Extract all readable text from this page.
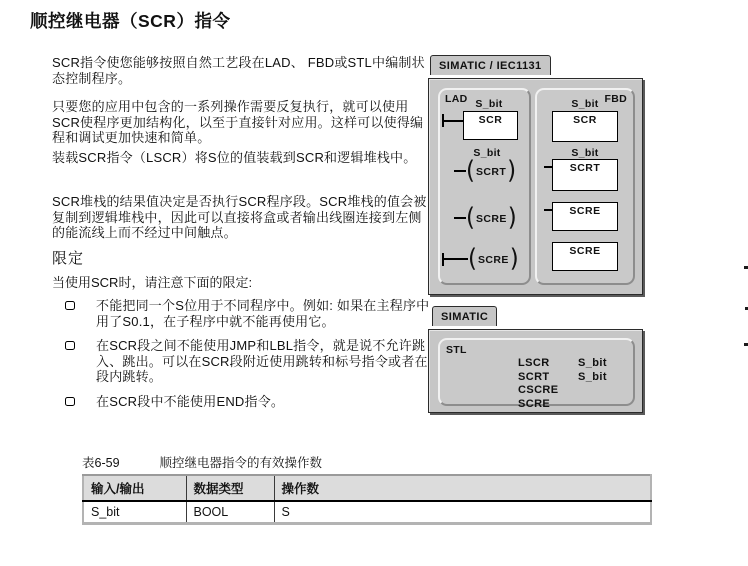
顺控继电器（SCR）指令
SCR指令使您能够按照自然工艺段在LAD、 FBD或STL中编制状态控制程序。
只要您的应用中包含的一系列操作需要反复执行，就可以使用SCR使程序更加结构化，以至于直接针对应用。这样可以使得编程和调试更加快速和简单。
装载SCR指令（LSCR）将S位的值装载到SCR和逻辑堆栈中。
SCR堆栈的结果值决定是否执行SCR程序段。SCR堆栈的值会被复制到逻辑堆栈中，因此可以直接将盒或者输出线圈连接到左侧的能流线上而不经过中间触点。
限定
当使用SCR时，请注意下面的限定:
不能把同一个S位用于不同程序中。例如: 如果在主程序中用了S0.1，在子程序中就不能再使用它。
在SCR段之间不能使用JMP和LBL指令，就是说不允许跳入、跳出。可以在SCR段附近使用跳转和标号指令或者在段内跳转。
在SCR段中不能使用END指令。
SIMATIC / IEC1131
LAD S_bit
SCR
S_bit
( SCRT )
( SCRE )
( SCRE )
FBD
S_bit
SCR
S_bit
SCRT
SCRE
SCRE
SIMATIC
STL
LSCR	S_bit
SCRT	S_bit
CSCRE
SCRE
表6-59	顺控继电器指令的有效操作数
输入/输出	数据类型	操作数
S_bit	BOOL	S
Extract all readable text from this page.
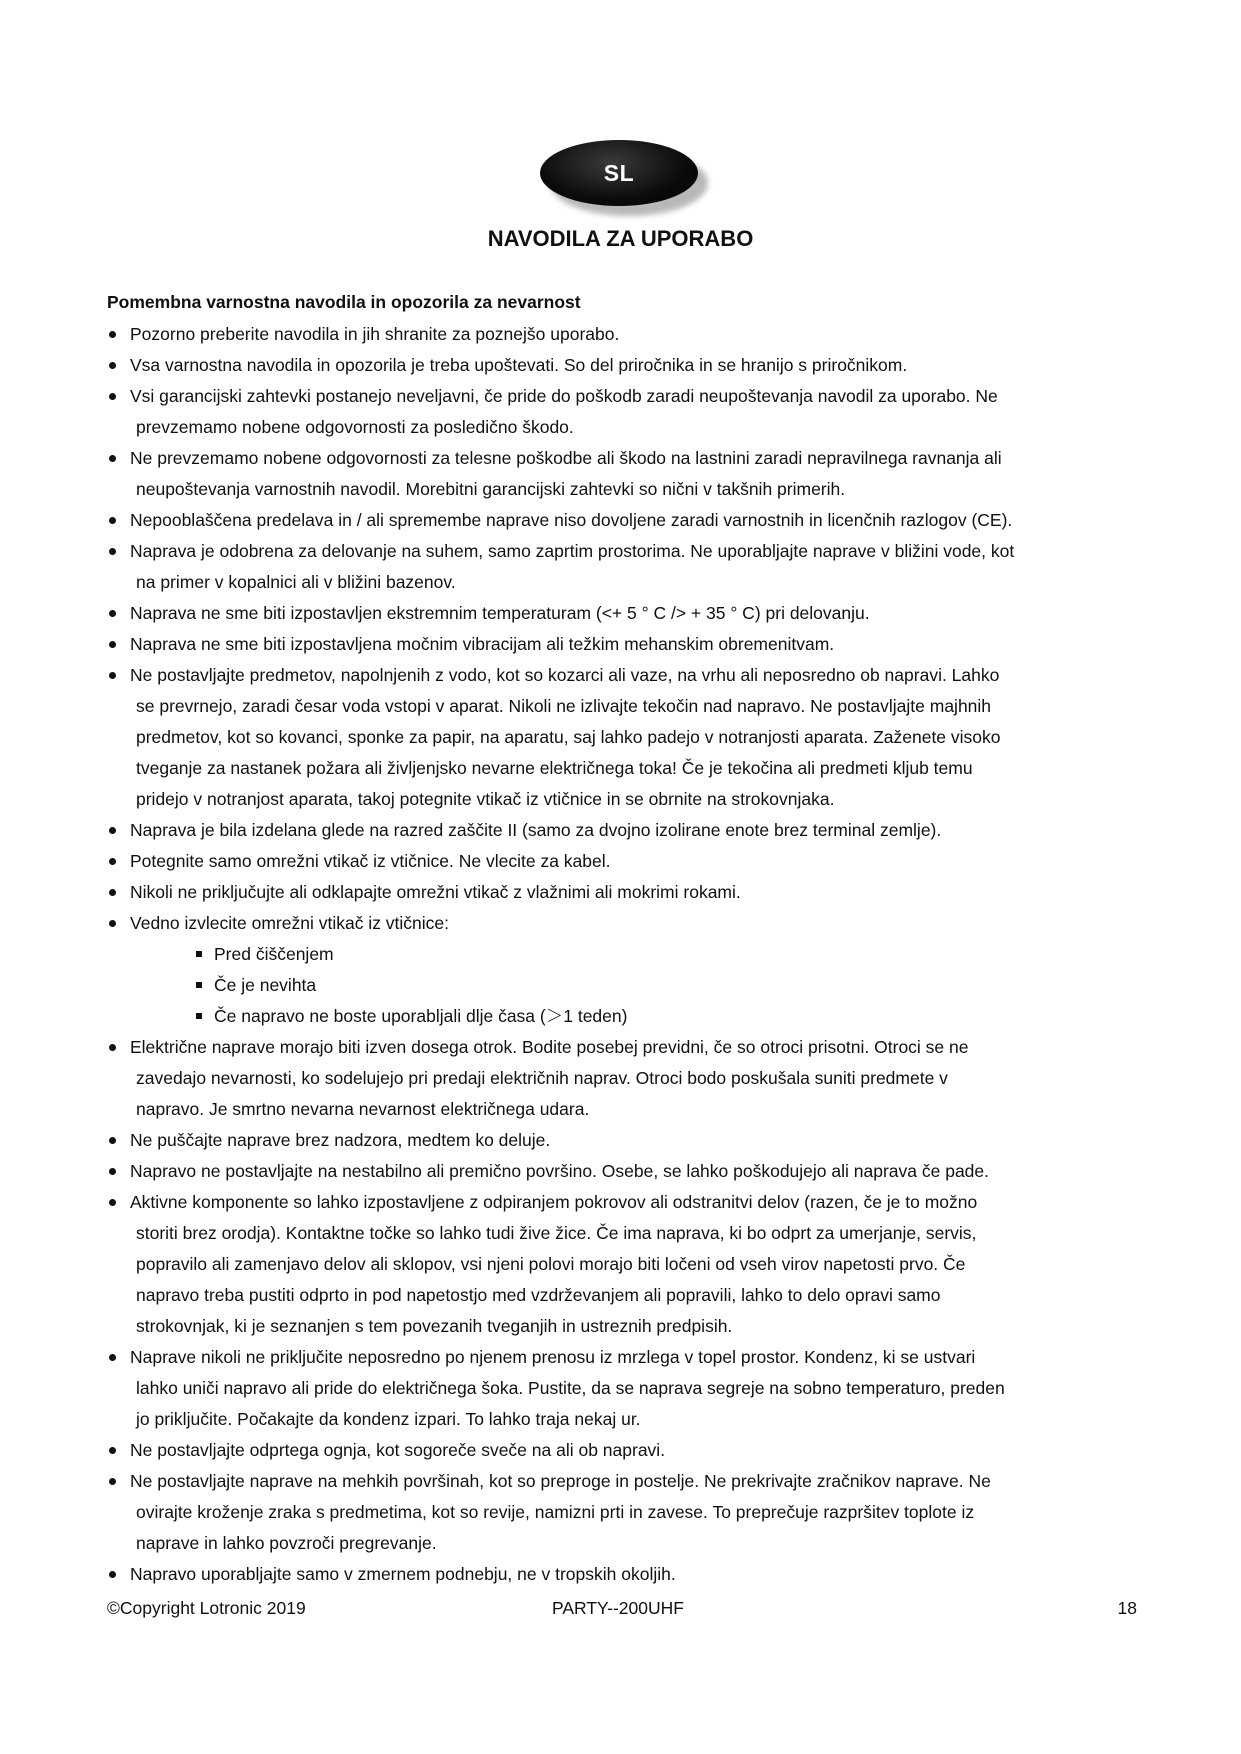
SL
NAVODILA ZA UPORABO
Pomembna varnostna navodila in opozorila za nevarnost
Pozorno preberite navodila in jih shranite za poznejšo uporabo.
Vsa varnostna navodila in opozorila je treba upoštevati. So del priročnika in se hranijo s priročnikom.
Vsi garancijski zahtevki postanejo neveljavni, če pride do poškodb zaradi neupoštevanja navodil za uporabo. Ne
prevzemamo nobene odgovornosti za posledično škodo.
Ne prevzemamo nobene odgovornosti za telesne poškodbe ali škodo na lastnini zaradi nepravilnega ravnanja ali
neupoštevanja varnostnih navodil. Morebitni garancijski zahtevki so nični v takšnih primerih.
Nepooblaščena predelava in / ali spremembe naprave niso dovoljene zaradi varnostnih in licenčnih razlogov (CE).
Naprava je odobrena za delovanje na suhem, samo zaprtim prostorima. Ne uporabljajte naprave v bližini vode, kot
na primer v kopalnici ali v bližini bazenov.
Naprava ne sme biti izpostavljen ekstremnim temperaturam (<+ 5 ° C /> + 35 ° C) pri delovanju.
Naprava ne sme biti izpostavljena močnim vibracijam ali težkim mehanskim obremenitvam.
Ne postavljajte predmetov, napolnjenih z vodo, kot so kozarci ali vaze, na vrhu ali neposredno ob napravi. Lahko
se prevrnejo, zaradi česar voda vstopi v aparat. Nikoli ne izlivajte tekočin nad napravo. Ne postavljajte majhnih
predmetov, kot so kovanci, sponke za papir, na aparatu, saj lahko padejo v notranjosti aparata. Zaženete visoko
tveganje za nastanek požara ali življenjsko nevarne električnega toka! Če je tekočina ali predmeti kljub temu
pridejo v notranjost aparata, takoj potegnite vtikač iz vtičnice in se obrnite na strokovnjaka.
Naprava je bila izdelana glede na razred zaščite II (samo za dvojno izolirane enote brez terminal zemlje).
Potegnite samo omrežni vtikač iz vtičnice. Ne vlecite za kabel.
Nikoli ne priključujte ali odklapajte omrežni vtikač z vlažnimi ali mokrimi rokami.
Vedno izvlecite omrežni vtikač iz vtičnice:
Pred čiščenjem
Če je nevihta
Če napravo ne boste uporabljali dlje časa (＞1 teden)
Električne naprave morajo biti izven dosega otrok. Bodite posebej previdni, če so otroci prisotni. Otroci se ne
zavedajo nevarnosti, ko sodelujejo pri predaji električnih naprav. Otroci bodo poskušala suniti predmete v
napravo. Je smrtno nevarna nevarnost električnega udara.
Ne puščajte naprave brez nadzora, medtem ko deluje.
Napravo ne postavljajte na nestabilno ali premično površino. Osebe, se lahko poškodujejo ali naprava če pade.
Aktivne komponente so lahko izpostavljene z odpiranjem pokrovov ali odstranitvi delov (razen, če je to možno
storiti brez orodja). Kontaktne točke so lahko tudi žive žice. Če ima naprava, ki bo odprt za umerjanje, servis,
popravilo ali zamenjavo delov ali sklopov, vsi njeni polovi morajo biti ločeni od vseh virov napetosti prvo. Če
napravo treba pustiti odprto in pod napetostjo med vzdrževanjem ali popravili, lahko to delo opravi samo
strokovnjak, ki je seznanjen s tem povezanih tveganjih in ustreznih predpisih.
Naprave nikoli ne priključite neposredno po njenem prenosu iz mrzlega v topel prostor. Kondenz, ki se ustvari
lahko uniči napravo ali pride do električnega šoka. Pustite, da se naprava segreje na sobno temperaturo, preden
jo priključite. Počakajte da kondenz izpari. To lahko traja nekaj ur.
Ne postavljajte odprtega ognja, kot sogoreče sveče na ali ob napravi.
Ne postavljajte naprave na mehkih površinah, kot so preproge in postelje. Ne prekrivajte zračnikov naprave. Ne
ovirajte kroženje zraka s predmetima, kot so revije, namizni prti in zavese. To preprečuje razpršitev toplote iz
naprave in lahko povzroči pregrevanje.
Napravo uporabljajte samo v zmernem podnebju, ne v tropskih okoljih.
©Copyright Lotronic 2019	PARTY--200UHF	18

▬▬▬▬▬▬▬▬▬▬

**Written request:**
Pictures in the records above are not copied; print everything else exactly.

**Exercise result:**
Extract all readable text from this page.
顺控继电器（SCR）指令
SCR指令使您能够按照自然工艺段在LAD、 FBD或STL中编制状态控制程序。
只要您的应用中包含的一系列操作需要反复执行，就可以使用SCR使程序更加结构化，以至于直接针对应用。这样可以使得编程和调试更加快速和简单。
装载SCR指令（LSCR）将S位的值装载到SCR和逻辑堆栈中。
SCR堆栈的结果值决定是否执行SCR程序段。SCR堆栈的值会被复制到逻辑堆栈中，因此可以直接将盒或者输出线圈连接到左侧的能流线上而不经过中间触点。
限定
当使用SCR时，请注意下面的限定:
不能把同一个S位用于不同程序中。例如: 如果在主程序中用了S0.1，在子程序中就不能再使用它。
在SCR段之间不能使用JMP和LBL指令，就是说不允许跳入、跳出。可以在SCR段附近使用跳转和标号指令或者在段内跳转。
在SCR段中不能使用END指令。
SIMATIC / IEC1131
LAD S_bit
SCR
S_bit
( SCRT )
( SCRE )
( SCRE )
FBD
S_bit
SCR
S_bit
SCRT
SCRE
SCRE
SIMATIC
STL
LSCR	S_bit
SCRT	S_bit
CSCRE
SCRE
表6-59	顺控继电器指令的有效操作数
输入/输出	数据类型	操作数
S_bit	BOOL	S
Extract all readable text from this page.
SL
NAVODILA ZA UPORABO
Pomembna varnostna navodila in opozorila za nevarnost
Pozorno preberite navodila in jih shranite za poznejšo uporabo.
Vsa varnostna navodila in opozorila je treba upoštevati. So del priročnika in se hranijo s priročnikom.
Vsi garancijski zahtevki postanejo neveljavni, če pride do poškodb zaradi neupoštevanja navodil za uporabo. Ne
prevzemamo nobene odgovornosti za posledično škodo.
Ne prevzemamo nobene odgovornosti za telesne poškodbe ali škodo na lastnini zaradi nepravilnega ravnanja ali
neupoštevanja varnostnih navodil. Morebitni garancijski zahtevki so nični v takšnih primerih.
Nepooblaščena predelava in / ali spremembe naprave niso dovoljene zaradi varnostnih in licenčnih razlogov (CE).
Naprava je odobrena za delovanje na suhem, samo zaprtim prostorima. Ne uporabljajte naprave v bližini vode, kot
na primer v kopalnici ali v bližini bazenov.
Naprava ne sme biti izpostavljen ekstremnim temperaturam (<+ 5 ° C /> + 35 ° C) pri delovanju.
Naprava ne sme biti izpostavljena močnim vibracijam ali težkim mehanskim obremenitvam.
Ne postavljajte predmetov, napolnjenih z vodo, kot so kozarci ali vaze, na vrhu ali neposredno ob napravi. Lahko
se prevrnejo, zaradi česar voda vstopi v aparat. Nikoli ne izlivajte tekočin nad napravo. Ne postavljajte majhnih
predmetov, kot so kovanci, sponke za papir, na aparatu, saj lahko padejo v notranjosti aparata. Zaženete visoko
tveganje za nastanek požara ali življenjsko nevarne električnega toka! Če je tekočina ali predmeti kljub temu
pridejo v notranjost aparata, takoj potegnite vtikač iz vtičnice in se obrnite na strokovnjaka.
Naprava je bila izdelana glede na razred zaščite II (samo za dvojno izolirane enote brez terminal zemlje).
Potegnite samo omrežni vtikač iz vtičnice. Ne vlecite za kabel.
Nikoli ne priključujte ali odklapajte omrežni vtikač z vlažnimi ali mokrimi rokami.
Vedno izvlecite omrežni vtikač iz vtičnice:
Pred čiščenjem
Če je nevihta
Če napravo ne boste uporabljali dlje časa (＞1 teden)
Električne naprave morajo biti izven dosega otrok. Bodite posebej previdni, če so otroci prisotni. Otroci se ne
zavedajo nevarnosti, ko sodelujejo pri predaji električnih naprav. Otroci bodo poskušala suniti predmete v
napravo. Je smrtno nevarna nevarnost električnega udara.
Ne puščajte naprave brez nadzora, medtem ko deluje.
Napravo ne postavljajte na nestabilno ali premično površino. Osebe, se lahko poškodujejo ali naprava če pade.
Aktivne komponente so lahko izpostavljene z odpiranjem pokrovov ali odstranitvi delov (razen, če je to možno
storiti brez orodja). Kontaktne točke so lahko tudi žive žice. Če ima naprava, ki bo odprt za umerjanje, servis,
popravilo ali zamenjavo delov ali sklopov, vsi njeni polovi morajo biti ločeni od vseh virov napetosti prvo. Če
napravo treba pustiti odprto in pod napetostjo med vzdrževanjem ali popravili, lahko to delo opravi samo
strokovnjak, ki je seznanjen s tem povezanih tveganjih in ustreznih predpisih.
Naprave nikoli ne priključite neposredno po njenem prenosu iz mrzlega v topel prostor. Kondenz, ki se ustvari
lahko uniči napravo ali pride do električnega šoka. Pustite, da se naprava segreje na sobno temperaturo, preden
jo priključite. Počakajte da kondenz izpari. To lahko traja nekaj ur.
Ne postavljajte odprtega ognja, kot sogoreče sveče na ali ob napravi.
Ne postavljajte naprave na mehkih površinah, kot so preproge in postelje. Ne prekrivajte zračnikov naprave. Ne
ovirajte kroženje zraka s predmetima, kot so revije, namizni prti in zavese. To preprečuje razpršitev toplote iz
naprave in lahko povzroči pregrevanje.
Napravo uporabljajte samo v zmernem podnebju, ne v tropskih okoljih.
©Copyright Lotronic 2019	PARTY--200UHF	18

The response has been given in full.